* Start Material provided *

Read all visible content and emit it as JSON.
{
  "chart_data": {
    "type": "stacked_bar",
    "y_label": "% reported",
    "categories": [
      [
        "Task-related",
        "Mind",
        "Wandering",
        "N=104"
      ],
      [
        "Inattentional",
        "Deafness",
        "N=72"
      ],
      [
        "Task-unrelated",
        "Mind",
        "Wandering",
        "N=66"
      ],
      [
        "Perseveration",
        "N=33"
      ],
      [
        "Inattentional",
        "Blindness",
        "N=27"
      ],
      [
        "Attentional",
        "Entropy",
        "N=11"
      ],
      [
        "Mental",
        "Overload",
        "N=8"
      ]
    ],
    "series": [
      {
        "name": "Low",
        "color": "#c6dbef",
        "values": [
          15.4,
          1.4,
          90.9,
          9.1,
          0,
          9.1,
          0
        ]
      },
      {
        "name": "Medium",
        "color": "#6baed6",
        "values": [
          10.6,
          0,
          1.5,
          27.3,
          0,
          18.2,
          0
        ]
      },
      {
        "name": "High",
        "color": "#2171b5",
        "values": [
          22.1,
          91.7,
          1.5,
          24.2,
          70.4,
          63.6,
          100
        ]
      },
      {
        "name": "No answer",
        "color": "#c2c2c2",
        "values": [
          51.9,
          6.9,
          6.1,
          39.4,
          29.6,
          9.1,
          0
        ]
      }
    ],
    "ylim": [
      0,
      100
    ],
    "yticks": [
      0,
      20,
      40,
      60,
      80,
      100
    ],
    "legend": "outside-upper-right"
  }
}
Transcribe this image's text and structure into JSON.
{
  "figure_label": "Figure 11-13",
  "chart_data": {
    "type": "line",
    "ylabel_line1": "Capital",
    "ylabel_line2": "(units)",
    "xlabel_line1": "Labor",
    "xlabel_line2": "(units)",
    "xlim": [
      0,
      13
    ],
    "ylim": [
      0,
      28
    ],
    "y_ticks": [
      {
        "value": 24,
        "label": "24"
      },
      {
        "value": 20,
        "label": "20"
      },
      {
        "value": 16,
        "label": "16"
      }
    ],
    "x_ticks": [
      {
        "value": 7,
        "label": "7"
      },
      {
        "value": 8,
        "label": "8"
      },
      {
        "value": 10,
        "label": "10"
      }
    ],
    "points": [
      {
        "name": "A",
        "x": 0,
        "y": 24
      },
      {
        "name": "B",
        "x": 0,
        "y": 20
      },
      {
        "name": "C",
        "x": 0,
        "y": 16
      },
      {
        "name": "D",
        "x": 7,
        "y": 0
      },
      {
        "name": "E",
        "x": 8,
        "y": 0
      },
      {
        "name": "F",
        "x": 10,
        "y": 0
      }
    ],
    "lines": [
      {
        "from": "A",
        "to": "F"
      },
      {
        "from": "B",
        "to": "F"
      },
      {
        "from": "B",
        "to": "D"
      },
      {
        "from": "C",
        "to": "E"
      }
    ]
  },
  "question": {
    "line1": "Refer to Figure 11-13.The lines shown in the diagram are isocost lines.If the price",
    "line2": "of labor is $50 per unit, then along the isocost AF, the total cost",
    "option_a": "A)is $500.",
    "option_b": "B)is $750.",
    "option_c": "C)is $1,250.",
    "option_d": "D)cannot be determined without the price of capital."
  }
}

* End Material provided *

■ Task instructions
Check each line of the entries above, and show every one holding the word "isocost".

■ Task answer
    "line1": "Refer to Figure 11-13.The lines shown in the diagram are isocost lines.If the price",
    "line2": "of labor is $50 per unit, then along the isocost AF, the total cost",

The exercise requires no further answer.